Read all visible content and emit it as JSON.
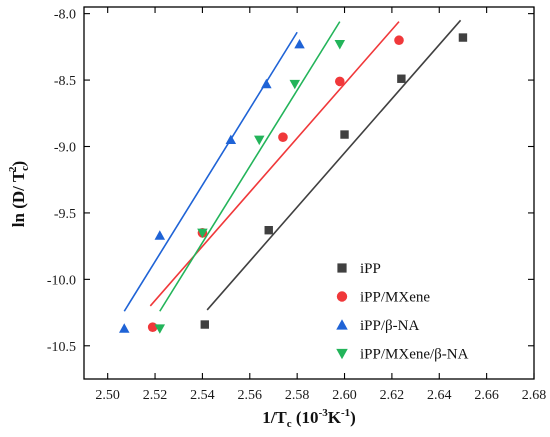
{
  "chart_data": {
    "type": "scatter",
    "xlabel": {
      "main": "1/T",
      "sub": "c",
      "unit": " (10",
      "unit_sup": "-3",
      "unit_tail": "K",
      "unit_sup2": "-1",
      "close": ")"
    },
    "ylabel": {
      "main": "ln (D/ T",
      "sub": "c",
      "sup": "2",
      "close": ")"
    },
    "xlim": [
      2.49,
      2.68
    ],
    "ylim": [
      -10.75,
      -7.95
    ],
    "xticks": [
      "2.50",
      "2.52",
      "2.54",
      "2.56",
      "2.58",
      "2.60",
      "2.62",
      "2.64",
      "2.66",
      "2.68"
    ],
    "yticks": [
      "-8.0",
      "-8.5",
      "-9.0",
      "-9.5",
      "-10.0",
      "-10.5"
    ],
    "grid": false,
    "legend_position": "bottom-right",
    "series": [
      {
        "name": "iPP",
        "marker": "square",
        "color": "#404040",
        "x": [
          2.541,
          2.568,
          2.6,
          2.624,
          2.65
        ],
        "y": [
          -10.34,
          -9.63,
          -8.91,
          -8.49,
          -8.18
        ],
        "fit": [
          [
            2.542,
            -10.23
          ],
          [
            2.649,
            -8.05
          ]
        ]
      },
      {
        "name": "iPP/MXene",
        "marker": "circle",
        "color": "#f0383a",
        "x": [
          2.519,
          2.54,
          2.574,
          2.598,
          2.623
        ],
        "y": [
          -10.36,
          -9.65,
          -8.93,
          -8.51,
          -8.2
        ],
        "fit": [
          [
            2.518,
            -10.2
          ],
          [
            2.623,
            -8.06
          ]
        ]
      },
      {
        "name": "iPP/β-NA",
        "marker": "triangle-up",
        "color": "#1f63d6",
        "x": [
          2.507,
          2.522,
          2.552,
          2.567,
          2.581
        ],
        "y": [
          -10.37,
          -9.67,
          -8.95,
          -8.53,
          -8.23
        ],
        "fit": [
          [
            2.507,
            -10.24
          ],
          [
            2.58,
            -8.14
          ]
        ]
      },
      {
        "name": "iPP/MXene/β-NA",
        "marker": "triangle-down",
        "color": "#23b45a",
        "x": [
          2.522,
          2.54,
          2.564,
          2.579,
          2.598
        ],
        "y": [
          -10.37,
          -9.65,
          -8.95,
          -8.53,
          -8.23
        ],
        "fit": [
          [
            2.522,
            -10.24
          ],
          [
            2.598,
            -8.06
          ]
        ]
      }
    ]
  }
}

TASK DETAILS –
Check each line of the records for "triangle" and copy the ones that contain it.

RESPONSE TO THE TASK –
        "marker": "triangle-up",
        "marker": "triangle-down",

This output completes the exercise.